**DATA EXCERPTS:**
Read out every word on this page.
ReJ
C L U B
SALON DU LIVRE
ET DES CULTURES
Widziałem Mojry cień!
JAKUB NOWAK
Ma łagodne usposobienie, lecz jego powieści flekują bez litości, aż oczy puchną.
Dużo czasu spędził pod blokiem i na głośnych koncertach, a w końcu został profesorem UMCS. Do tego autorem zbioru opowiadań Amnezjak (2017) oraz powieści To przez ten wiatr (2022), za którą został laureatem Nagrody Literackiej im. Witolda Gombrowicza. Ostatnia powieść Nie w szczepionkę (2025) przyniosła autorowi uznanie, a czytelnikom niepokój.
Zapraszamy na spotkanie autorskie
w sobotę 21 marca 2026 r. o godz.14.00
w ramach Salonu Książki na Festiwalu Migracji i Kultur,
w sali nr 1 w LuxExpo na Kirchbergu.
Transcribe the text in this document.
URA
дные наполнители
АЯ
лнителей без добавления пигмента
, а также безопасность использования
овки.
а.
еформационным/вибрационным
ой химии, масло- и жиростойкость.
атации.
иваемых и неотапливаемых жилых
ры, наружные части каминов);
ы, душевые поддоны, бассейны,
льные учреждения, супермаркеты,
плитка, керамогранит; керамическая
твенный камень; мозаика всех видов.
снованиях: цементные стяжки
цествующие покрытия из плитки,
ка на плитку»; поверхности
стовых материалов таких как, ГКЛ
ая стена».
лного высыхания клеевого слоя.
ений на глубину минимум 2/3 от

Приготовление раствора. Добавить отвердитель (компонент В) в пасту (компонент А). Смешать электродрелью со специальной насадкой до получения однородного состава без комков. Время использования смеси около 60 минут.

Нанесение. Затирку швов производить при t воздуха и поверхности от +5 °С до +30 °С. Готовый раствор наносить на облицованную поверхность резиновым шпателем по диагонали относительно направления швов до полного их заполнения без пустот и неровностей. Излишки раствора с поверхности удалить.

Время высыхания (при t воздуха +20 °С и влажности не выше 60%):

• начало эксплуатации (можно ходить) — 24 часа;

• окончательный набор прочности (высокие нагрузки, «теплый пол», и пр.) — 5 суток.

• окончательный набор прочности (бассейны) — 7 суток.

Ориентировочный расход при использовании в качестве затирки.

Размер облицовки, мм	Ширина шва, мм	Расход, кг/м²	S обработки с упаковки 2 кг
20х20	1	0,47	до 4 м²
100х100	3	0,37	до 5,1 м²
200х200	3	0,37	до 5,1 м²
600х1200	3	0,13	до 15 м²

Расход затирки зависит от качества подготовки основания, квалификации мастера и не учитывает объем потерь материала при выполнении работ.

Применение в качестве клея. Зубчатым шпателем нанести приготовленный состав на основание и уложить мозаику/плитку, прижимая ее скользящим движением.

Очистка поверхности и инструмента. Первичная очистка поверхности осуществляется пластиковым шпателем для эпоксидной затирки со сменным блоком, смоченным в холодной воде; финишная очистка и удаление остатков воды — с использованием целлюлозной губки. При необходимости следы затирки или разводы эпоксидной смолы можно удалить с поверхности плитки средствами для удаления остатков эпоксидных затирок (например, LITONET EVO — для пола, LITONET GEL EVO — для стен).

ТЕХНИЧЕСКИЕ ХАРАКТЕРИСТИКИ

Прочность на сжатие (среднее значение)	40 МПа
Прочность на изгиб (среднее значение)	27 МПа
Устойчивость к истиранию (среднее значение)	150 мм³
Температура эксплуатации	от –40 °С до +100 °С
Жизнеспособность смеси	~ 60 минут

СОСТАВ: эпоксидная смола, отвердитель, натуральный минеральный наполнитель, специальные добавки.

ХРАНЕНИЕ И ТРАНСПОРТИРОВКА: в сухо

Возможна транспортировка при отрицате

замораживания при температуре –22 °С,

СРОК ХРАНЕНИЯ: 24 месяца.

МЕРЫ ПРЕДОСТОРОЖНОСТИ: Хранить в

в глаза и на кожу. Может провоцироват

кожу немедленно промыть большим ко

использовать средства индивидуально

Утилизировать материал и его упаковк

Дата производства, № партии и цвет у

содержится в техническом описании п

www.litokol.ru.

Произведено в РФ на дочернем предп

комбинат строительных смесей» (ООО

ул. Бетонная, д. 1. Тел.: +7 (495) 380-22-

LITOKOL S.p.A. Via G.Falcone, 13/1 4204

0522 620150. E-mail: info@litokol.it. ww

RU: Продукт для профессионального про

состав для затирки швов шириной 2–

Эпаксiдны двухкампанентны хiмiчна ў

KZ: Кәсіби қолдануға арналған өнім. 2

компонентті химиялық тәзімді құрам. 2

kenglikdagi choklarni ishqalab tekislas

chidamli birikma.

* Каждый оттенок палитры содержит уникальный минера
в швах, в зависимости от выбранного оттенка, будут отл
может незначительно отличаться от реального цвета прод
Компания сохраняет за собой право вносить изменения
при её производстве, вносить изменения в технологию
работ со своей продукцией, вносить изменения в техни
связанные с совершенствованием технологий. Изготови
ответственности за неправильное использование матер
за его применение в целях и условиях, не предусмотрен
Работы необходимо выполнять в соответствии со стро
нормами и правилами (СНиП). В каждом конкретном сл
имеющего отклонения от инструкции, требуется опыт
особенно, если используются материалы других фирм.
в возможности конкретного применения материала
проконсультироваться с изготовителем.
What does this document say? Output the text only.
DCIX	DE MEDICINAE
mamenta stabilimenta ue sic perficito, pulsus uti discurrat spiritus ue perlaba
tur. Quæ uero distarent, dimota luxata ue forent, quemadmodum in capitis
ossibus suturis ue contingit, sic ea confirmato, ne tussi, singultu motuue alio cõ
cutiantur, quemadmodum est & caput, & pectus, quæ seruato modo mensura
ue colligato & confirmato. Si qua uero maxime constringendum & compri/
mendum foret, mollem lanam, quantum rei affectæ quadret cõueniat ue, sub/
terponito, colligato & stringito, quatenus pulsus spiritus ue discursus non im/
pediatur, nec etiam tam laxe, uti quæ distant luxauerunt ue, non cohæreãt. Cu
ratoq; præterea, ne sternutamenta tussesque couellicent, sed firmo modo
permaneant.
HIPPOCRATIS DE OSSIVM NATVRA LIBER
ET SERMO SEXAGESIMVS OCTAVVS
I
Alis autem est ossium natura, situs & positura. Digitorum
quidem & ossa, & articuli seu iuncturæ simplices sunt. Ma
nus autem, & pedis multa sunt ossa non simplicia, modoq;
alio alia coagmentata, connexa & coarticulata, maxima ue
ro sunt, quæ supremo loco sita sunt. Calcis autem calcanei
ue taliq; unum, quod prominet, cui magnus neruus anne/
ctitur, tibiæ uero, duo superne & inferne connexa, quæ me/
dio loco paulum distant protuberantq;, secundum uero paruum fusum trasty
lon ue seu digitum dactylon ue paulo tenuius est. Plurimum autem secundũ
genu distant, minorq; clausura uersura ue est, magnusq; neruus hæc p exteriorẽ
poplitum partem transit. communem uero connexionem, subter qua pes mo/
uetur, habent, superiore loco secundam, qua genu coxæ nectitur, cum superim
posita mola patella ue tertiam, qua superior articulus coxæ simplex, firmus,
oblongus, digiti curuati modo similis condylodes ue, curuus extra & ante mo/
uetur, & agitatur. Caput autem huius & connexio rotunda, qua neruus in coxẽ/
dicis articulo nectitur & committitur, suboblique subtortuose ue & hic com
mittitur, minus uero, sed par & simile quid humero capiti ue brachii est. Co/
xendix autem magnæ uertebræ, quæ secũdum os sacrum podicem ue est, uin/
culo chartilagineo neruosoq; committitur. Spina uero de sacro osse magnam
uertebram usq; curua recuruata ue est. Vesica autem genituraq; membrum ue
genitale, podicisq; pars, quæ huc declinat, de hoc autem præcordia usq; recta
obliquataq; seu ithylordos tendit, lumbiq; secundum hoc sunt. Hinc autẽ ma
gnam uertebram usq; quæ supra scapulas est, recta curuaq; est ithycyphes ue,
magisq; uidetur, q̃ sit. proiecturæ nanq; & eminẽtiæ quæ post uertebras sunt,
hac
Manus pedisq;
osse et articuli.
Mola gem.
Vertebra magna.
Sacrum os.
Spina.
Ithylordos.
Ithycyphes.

**WHAT TO WORK ON:**
Copy each line above that contains the word "secundum".

**SOLUTION TO THIS TASK:**
dio loco paulum distant protuberantq;, secundum uero paruum fusum trasty
obliquataq; seu ithylordos tendit, lumbiq; secundum hoc sunt. Hinc autẽ ma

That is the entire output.